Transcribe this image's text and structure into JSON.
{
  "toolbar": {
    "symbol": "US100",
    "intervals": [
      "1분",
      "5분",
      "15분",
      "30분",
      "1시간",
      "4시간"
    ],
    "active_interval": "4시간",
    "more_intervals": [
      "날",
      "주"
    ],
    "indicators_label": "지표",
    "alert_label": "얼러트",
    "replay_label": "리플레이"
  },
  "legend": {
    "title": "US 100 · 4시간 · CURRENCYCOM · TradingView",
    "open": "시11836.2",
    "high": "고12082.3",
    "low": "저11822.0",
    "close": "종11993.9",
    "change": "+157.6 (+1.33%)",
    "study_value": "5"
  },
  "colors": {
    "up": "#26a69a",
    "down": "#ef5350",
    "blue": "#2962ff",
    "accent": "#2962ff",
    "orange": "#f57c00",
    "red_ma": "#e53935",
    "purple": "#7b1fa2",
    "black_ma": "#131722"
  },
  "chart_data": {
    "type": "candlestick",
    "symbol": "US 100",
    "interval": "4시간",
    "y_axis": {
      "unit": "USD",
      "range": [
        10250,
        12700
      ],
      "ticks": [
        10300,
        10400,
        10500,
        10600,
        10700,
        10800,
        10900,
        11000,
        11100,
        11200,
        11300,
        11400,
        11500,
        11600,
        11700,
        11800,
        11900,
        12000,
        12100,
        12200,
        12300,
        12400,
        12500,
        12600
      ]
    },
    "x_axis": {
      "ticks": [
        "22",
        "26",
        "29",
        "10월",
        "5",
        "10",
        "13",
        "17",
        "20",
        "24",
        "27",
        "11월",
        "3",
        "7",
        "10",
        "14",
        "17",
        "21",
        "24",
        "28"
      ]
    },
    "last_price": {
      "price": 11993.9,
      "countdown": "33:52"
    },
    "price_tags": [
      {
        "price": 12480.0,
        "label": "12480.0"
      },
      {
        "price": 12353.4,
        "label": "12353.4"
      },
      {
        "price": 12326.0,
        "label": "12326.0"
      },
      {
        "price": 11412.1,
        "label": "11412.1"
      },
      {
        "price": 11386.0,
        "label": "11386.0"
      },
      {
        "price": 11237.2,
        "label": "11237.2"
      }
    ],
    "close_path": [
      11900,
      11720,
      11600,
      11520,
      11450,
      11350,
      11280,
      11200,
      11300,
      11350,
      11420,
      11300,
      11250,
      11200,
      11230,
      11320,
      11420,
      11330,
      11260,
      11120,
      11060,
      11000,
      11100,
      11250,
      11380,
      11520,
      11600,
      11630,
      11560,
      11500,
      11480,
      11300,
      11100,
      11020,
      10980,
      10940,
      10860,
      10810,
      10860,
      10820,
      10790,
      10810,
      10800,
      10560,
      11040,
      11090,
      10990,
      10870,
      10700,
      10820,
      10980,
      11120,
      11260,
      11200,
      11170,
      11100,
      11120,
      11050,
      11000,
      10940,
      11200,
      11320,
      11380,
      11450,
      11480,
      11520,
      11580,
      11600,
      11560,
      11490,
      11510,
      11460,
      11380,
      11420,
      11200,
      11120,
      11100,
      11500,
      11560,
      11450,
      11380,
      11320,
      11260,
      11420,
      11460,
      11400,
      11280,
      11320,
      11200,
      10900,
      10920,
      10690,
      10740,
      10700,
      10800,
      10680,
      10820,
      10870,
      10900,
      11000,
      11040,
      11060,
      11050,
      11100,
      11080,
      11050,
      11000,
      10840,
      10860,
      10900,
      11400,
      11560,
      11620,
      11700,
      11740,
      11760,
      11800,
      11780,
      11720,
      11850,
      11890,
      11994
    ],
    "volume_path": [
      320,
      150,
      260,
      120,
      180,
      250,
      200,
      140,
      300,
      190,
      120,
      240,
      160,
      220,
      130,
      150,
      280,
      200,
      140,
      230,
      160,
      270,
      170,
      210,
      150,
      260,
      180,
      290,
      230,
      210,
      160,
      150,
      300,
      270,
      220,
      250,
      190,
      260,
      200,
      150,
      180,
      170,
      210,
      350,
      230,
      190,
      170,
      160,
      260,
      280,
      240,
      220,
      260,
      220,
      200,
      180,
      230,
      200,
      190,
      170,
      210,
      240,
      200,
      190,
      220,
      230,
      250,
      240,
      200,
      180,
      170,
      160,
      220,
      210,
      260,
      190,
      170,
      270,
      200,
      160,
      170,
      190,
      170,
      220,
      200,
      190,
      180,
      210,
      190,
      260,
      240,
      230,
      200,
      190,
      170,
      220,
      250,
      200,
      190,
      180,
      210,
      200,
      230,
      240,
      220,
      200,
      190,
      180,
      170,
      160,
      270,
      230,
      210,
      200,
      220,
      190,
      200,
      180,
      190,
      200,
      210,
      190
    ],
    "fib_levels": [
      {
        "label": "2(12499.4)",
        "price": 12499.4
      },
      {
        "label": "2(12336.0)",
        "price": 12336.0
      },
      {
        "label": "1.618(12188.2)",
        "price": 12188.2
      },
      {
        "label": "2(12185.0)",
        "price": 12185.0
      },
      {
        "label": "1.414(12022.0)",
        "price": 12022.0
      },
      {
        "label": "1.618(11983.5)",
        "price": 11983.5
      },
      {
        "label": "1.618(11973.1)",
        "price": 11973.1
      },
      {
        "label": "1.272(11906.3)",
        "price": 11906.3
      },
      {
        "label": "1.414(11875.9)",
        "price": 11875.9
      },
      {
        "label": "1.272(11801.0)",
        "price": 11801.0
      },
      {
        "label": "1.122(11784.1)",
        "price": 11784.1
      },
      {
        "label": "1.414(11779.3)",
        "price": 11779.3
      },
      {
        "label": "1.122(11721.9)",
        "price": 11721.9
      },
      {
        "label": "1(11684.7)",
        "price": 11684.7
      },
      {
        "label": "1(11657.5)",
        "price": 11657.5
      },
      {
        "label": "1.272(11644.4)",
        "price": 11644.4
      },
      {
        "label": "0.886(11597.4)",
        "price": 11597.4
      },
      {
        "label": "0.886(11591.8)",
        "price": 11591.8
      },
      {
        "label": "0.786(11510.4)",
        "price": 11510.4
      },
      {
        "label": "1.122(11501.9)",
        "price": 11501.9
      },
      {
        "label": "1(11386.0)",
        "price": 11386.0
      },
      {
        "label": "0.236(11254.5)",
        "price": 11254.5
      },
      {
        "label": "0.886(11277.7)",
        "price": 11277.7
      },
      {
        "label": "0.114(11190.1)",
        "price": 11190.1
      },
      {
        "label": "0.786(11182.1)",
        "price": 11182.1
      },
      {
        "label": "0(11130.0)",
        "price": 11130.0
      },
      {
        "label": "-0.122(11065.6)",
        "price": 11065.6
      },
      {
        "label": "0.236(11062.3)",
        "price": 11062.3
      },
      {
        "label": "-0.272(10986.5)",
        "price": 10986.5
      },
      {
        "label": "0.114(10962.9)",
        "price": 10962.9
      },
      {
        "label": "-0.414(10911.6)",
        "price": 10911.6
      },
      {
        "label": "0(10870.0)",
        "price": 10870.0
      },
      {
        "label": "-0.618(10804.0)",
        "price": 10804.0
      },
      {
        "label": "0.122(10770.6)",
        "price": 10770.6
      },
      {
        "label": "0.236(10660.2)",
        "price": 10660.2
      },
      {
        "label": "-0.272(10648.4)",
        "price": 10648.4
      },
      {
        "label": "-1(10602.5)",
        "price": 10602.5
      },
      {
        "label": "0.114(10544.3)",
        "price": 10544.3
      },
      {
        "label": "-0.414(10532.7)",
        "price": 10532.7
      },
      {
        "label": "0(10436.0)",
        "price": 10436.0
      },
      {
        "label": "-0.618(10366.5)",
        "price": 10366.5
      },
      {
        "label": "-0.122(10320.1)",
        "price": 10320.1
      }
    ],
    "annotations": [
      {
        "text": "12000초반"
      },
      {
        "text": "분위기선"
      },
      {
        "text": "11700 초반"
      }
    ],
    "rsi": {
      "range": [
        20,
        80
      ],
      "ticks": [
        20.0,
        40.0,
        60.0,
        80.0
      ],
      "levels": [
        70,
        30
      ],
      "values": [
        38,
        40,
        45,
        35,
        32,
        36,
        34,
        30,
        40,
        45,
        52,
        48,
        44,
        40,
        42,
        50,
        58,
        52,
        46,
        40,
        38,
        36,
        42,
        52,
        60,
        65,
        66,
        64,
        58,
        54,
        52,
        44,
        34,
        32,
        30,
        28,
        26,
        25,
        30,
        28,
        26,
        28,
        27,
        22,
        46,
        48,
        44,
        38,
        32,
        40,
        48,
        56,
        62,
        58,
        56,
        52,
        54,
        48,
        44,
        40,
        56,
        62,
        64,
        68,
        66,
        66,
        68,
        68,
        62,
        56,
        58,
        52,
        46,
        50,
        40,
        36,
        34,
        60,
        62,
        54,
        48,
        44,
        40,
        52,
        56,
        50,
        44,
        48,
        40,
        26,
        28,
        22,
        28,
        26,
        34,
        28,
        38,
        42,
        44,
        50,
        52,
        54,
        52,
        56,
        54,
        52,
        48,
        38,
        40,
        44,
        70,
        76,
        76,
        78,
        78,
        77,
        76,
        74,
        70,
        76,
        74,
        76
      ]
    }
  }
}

What is needed: Scan the listing above for the word "text" and copy every line that holds it.

Written response:
Transcribe this image's text and structure into JSON.
        "text": "12000초반"
        "text": "분위기선"
        "text": "11700 초반"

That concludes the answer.